• _REQUIREMENT_
Search the data for the word "Volume" and copy every line where it occurs.

==*==

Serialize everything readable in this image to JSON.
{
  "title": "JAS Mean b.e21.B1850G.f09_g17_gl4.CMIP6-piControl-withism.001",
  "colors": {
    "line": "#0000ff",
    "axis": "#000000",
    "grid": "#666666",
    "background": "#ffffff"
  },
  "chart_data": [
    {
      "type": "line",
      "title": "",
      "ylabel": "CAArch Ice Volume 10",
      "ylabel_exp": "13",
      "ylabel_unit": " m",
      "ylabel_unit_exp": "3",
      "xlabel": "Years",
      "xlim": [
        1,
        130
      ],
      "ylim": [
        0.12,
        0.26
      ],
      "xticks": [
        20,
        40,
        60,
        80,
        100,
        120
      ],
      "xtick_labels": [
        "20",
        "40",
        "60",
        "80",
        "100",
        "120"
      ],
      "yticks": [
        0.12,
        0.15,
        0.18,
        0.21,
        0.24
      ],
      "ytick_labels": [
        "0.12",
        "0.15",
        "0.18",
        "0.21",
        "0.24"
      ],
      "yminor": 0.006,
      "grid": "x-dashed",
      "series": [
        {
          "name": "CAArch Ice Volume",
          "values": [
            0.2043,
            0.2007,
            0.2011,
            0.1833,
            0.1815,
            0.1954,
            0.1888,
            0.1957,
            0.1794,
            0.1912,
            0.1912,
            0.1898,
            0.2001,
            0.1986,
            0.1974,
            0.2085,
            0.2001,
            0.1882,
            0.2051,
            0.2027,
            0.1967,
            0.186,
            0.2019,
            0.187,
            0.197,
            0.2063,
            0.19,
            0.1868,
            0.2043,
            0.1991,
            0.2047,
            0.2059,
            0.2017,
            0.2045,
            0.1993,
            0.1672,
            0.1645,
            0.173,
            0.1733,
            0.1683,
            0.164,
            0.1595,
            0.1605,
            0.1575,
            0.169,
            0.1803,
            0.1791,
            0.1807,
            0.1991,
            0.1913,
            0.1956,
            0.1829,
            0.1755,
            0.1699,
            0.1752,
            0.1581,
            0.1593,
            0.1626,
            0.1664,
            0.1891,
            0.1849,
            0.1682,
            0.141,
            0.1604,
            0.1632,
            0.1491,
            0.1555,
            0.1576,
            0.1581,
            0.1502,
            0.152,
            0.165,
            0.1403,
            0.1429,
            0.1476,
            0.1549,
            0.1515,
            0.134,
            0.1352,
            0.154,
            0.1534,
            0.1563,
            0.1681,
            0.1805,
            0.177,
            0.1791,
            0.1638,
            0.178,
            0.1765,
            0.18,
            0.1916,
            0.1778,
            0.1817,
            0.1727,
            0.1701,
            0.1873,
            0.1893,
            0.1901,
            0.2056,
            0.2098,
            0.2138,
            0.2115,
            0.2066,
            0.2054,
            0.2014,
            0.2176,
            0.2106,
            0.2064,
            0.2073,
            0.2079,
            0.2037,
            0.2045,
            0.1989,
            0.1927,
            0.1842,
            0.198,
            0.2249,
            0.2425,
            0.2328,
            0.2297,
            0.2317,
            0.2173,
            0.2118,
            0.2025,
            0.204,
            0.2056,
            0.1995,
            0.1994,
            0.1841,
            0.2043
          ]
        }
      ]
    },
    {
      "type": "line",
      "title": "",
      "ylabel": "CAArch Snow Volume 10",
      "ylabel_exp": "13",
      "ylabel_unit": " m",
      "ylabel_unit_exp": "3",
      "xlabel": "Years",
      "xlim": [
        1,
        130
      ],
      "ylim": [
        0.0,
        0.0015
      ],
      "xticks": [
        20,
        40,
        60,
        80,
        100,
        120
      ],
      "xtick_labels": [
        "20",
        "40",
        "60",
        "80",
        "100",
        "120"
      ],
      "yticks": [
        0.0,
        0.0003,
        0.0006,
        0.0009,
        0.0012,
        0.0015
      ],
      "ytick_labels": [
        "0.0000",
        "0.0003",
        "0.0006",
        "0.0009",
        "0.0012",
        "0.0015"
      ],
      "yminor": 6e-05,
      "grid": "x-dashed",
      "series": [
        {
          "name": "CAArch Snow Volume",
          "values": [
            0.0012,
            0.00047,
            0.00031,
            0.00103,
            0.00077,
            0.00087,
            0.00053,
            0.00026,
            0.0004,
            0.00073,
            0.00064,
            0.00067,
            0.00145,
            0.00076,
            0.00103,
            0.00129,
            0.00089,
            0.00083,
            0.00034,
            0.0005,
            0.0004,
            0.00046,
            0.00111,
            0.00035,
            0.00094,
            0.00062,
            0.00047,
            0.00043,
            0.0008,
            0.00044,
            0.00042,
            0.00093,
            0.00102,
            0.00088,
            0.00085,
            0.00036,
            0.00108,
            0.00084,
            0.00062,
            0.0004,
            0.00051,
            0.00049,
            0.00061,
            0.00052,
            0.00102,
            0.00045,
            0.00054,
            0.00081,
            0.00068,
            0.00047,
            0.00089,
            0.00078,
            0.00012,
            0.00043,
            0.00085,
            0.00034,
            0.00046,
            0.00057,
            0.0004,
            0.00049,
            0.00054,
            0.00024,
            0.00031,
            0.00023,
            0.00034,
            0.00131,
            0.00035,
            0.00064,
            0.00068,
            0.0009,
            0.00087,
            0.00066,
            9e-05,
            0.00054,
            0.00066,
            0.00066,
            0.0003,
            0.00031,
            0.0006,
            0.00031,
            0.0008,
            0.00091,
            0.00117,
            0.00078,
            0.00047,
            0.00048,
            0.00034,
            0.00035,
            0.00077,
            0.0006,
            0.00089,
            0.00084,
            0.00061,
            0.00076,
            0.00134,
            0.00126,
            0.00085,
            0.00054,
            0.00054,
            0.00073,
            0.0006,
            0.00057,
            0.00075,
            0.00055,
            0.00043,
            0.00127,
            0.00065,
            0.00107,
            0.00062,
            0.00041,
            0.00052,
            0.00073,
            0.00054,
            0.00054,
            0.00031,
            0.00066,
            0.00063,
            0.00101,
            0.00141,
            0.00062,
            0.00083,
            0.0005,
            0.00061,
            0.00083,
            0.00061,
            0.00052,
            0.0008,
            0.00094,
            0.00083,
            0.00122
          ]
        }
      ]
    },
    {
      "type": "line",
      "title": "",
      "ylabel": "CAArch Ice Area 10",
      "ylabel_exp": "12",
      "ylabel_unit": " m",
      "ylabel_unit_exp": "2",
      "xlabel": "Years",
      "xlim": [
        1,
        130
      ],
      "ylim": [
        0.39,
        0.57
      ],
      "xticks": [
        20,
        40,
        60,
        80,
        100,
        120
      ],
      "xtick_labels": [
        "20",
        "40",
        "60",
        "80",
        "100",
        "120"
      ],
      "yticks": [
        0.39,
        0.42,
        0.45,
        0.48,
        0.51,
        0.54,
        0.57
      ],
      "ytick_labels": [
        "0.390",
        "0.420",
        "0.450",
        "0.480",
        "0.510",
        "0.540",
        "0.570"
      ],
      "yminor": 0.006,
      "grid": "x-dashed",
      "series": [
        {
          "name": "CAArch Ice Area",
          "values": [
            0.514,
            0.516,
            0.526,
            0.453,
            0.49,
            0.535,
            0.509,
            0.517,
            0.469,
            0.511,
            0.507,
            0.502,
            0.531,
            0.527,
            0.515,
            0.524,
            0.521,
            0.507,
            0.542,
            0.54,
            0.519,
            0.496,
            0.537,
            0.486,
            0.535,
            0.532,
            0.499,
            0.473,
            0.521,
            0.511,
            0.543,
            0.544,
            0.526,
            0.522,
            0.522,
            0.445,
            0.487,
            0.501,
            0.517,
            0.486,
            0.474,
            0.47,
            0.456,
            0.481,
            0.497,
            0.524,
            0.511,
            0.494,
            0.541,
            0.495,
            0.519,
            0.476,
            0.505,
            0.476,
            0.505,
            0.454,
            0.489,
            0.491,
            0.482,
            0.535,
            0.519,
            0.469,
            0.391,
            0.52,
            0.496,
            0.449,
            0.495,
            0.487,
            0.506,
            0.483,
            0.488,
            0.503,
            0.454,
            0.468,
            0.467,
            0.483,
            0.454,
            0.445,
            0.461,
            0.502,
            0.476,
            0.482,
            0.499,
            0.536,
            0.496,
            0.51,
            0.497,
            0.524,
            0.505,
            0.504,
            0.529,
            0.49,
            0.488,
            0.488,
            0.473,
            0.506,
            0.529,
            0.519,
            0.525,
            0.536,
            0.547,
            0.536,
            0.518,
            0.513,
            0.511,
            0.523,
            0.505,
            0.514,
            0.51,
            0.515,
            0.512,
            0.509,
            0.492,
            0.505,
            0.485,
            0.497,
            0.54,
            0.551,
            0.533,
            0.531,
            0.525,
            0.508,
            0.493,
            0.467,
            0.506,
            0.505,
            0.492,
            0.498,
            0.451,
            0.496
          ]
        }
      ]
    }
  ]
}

==*==

• _EXERCISE SOLUTION_
      "ylabel": "CAArch Ice Volume 10",
          "name": "CAArch Ice Volume",
      "ylabel": "CAArch Snow Volume 10",
          "name": "CAArch Snow Volume",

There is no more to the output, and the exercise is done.